** What is expected **
Your answer should be only a number: how many lines include the word "this".
-- Input records start --
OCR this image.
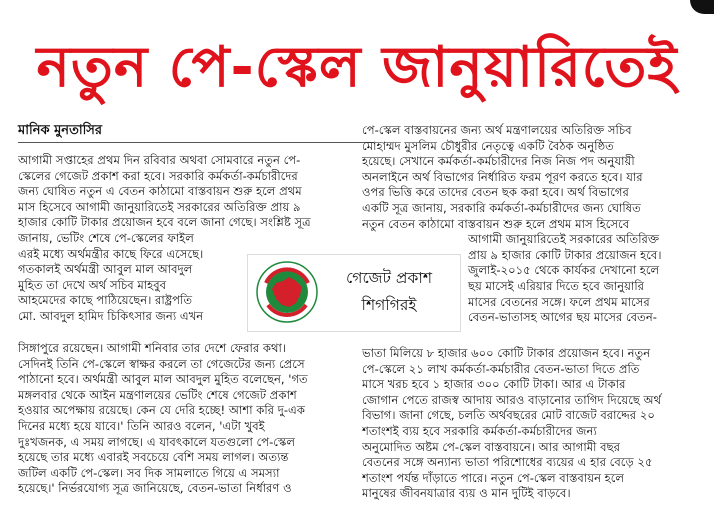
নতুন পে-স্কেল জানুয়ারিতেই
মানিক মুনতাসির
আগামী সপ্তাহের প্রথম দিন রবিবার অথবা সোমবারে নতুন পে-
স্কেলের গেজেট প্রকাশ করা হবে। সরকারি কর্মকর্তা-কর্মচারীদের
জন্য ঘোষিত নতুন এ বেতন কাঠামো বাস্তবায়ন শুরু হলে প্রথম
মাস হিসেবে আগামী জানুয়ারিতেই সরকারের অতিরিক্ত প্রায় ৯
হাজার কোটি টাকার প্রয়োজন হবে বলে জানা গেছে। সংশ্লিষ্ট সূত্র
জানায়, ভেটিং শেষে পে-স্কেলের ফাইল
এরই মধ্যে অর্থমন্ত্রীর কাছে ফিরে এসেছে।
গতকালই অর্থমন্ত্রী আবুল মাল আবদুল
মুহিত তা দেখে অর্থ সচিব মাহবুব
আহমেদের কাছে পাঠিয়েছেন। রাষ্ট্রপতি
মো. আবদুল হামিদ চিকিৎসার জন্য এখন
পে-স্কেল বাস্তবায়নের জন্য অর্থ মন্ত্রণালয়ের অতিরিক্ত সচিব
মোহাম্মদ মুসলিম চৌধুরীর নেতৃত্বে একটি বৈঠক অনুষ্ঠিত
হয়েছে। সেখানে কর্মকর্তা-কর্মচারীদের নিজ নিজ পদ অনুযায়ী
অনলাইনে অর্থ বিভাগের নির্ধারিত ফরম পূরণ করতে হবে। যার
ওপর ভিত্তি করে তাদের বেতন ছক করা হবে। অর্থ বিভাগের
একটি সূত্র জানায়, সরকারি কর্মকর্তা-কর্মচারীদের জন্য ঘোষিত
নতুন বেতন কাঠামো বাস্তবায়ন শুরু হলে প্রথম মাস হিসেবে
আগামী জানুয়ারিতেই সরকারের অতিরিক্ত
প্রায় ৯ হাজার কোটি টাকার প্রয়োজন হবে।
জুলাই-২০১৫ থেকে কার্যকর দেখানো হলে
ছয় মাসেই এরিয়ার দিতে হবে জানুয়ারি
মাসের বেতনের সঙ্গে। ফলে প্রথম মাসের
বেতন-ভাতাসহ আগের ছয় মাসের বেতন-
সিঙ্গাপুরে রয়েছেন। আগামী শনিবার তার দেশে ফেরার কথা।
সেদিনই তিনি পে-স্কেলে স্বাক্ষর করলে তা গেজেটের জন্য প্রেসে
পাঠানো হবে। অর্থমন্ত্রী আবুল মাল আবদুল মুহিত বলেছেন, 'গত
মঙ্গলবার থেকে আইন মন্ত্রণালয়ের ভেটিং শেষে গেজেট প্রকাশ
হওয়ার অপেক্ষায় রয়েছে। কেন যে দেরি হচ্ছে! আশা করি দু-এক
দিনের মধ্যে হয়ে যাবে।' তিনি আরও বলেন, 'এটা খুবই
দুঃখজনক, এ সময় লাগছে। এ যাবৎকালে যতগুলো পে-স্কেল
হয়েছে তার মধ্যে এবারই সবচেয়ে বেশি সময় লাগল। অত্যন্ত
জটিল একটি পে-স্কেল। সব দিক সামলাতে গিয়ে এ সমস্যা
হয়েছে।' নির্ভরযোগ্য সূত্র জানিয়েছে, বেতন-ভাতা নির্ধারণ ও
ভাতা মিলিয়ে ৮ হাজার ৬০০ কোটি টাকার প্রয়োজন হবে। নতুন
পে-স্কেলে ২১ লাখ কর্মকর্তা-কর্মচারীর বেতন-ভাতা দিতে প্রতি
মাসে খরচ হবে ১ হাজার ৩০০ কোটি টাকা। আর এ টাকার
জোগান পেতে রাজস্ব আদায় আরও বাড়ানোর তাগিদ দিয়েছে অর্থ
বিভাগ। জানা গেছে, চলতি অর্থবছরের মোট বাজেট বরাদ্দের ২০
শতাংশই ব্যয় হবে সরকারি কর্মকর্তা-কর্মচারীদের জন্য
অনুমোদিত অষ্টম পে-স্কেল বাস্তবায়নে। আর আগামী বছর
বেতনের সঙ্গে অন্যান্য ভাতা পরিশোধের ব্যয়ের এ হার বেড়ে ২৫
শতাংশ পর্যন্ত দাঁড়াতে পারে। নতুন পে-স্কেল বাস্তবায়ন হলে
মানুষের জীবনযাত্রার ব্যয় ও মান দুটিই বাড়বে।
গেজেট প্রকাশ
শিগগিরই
-- Input records end --
-- Input records start --
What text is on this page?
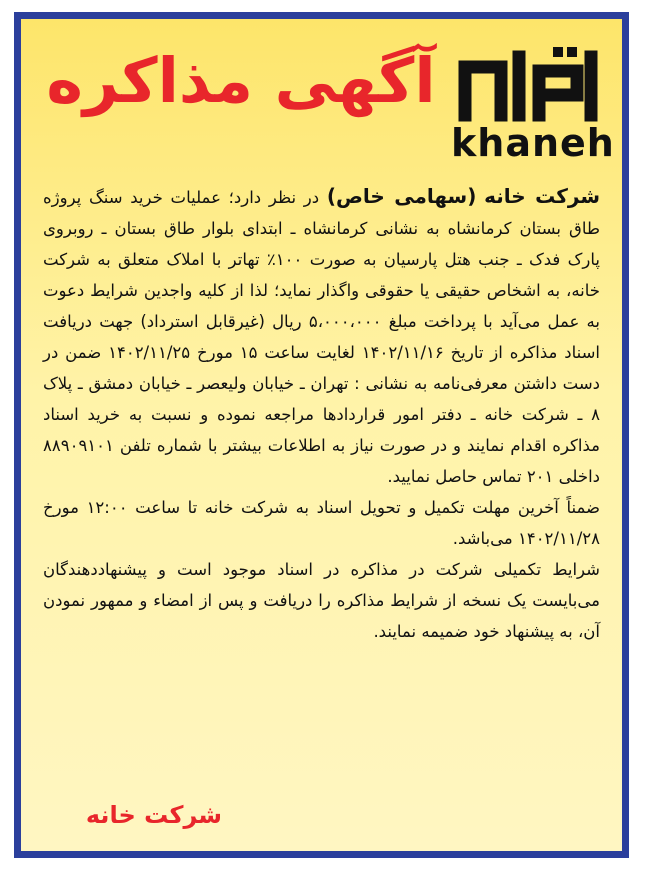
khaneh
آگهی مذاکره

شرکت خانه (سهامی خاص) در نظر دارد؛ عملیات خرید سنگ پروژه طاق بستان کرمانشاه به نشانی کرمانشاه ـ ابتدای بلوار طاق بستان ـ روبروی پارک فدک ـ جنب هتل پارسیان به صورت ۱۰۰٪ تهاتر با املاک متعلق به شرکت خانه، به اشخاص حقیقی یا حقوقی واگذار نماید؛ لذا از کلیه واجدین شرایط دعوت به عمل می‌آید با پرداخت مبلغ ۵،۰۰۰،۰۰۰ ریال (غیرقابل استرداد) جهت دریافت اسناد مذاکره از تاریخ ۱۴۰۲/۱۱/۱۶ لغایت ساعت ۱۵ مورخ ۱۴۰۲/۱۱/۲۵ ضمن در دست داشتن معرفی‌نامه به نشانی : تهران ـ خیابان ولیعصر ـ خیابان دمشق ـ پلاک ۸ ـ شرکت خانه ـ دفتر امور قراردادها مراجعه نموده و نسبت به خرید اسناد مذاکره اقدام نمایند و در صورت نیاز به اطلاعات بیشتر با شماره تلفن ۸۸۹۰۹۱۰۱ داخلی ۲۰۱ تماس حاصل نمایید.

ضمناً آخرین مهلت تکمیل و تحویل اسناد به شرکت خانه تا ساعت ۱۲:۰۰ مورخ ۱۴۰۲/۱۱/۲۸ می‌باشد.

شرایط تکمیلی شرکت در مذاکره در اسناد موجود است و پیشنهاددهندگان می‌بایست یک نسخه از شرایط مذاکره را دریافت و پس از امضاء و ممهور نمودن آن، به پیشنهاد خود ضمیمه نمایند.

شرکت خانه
-- Input records end --
-- Input records start --
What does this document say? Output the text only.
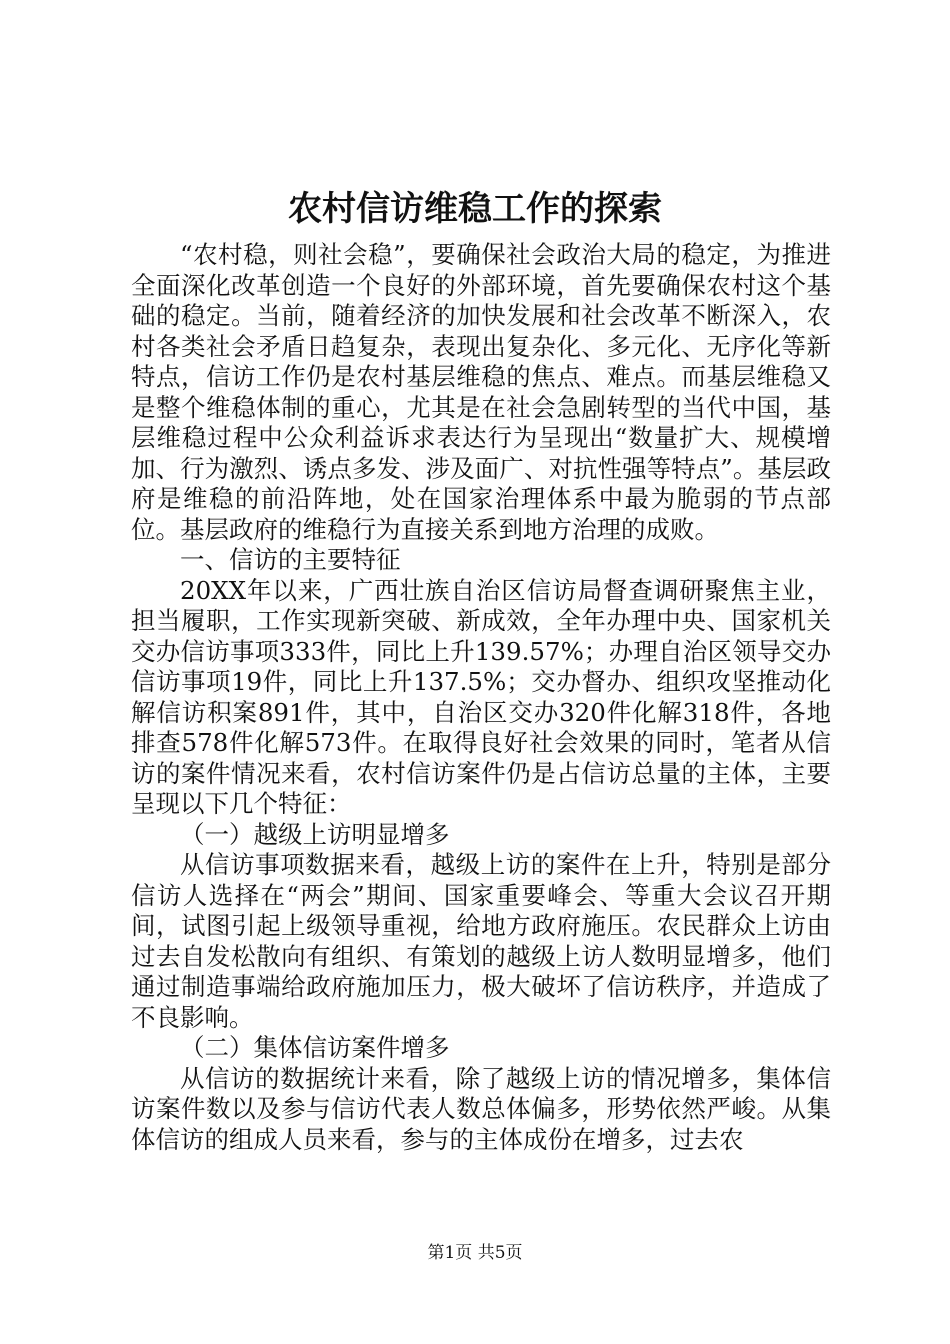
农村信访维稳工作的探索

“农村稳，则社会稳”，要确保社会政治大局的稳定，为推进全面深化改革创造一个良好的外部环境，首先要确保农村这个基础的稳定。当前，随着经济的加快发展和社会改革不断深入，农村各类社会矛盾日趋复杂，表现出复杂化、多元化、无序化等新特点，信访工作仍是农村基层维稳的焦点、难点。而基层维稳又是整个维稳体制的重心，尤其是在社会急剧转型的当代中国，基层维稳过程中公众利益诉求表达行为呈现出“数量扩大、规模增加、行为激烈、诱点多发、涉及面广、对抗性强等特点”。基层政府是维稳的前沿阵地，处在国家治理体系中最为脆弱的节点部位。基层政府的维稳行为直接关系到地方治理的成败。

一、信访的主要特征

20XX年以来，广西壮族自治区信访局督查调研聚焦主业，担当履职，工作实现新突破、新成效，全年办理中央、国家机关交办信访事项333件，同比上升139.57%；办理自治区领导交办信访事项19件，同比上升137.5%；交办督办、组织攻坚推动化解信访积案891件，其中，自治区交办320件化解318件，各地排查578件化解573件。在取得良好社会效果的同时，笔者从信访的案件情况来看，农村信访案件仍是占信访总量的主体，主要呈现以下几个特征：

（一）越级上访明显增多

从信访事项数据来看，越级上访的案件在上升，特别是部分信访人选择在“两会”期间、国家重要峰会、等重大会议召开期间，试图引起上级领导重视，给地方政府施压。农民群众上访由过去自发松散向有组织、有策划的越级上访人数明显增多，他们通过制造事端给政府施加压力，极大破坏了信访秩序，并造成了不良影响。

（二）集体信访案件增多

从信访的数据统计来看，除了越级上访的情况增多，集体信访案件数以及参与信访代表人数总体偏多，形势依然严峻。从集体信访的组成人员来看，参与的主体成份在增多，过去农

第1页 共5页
-- Input records end --
** Complete answer **
3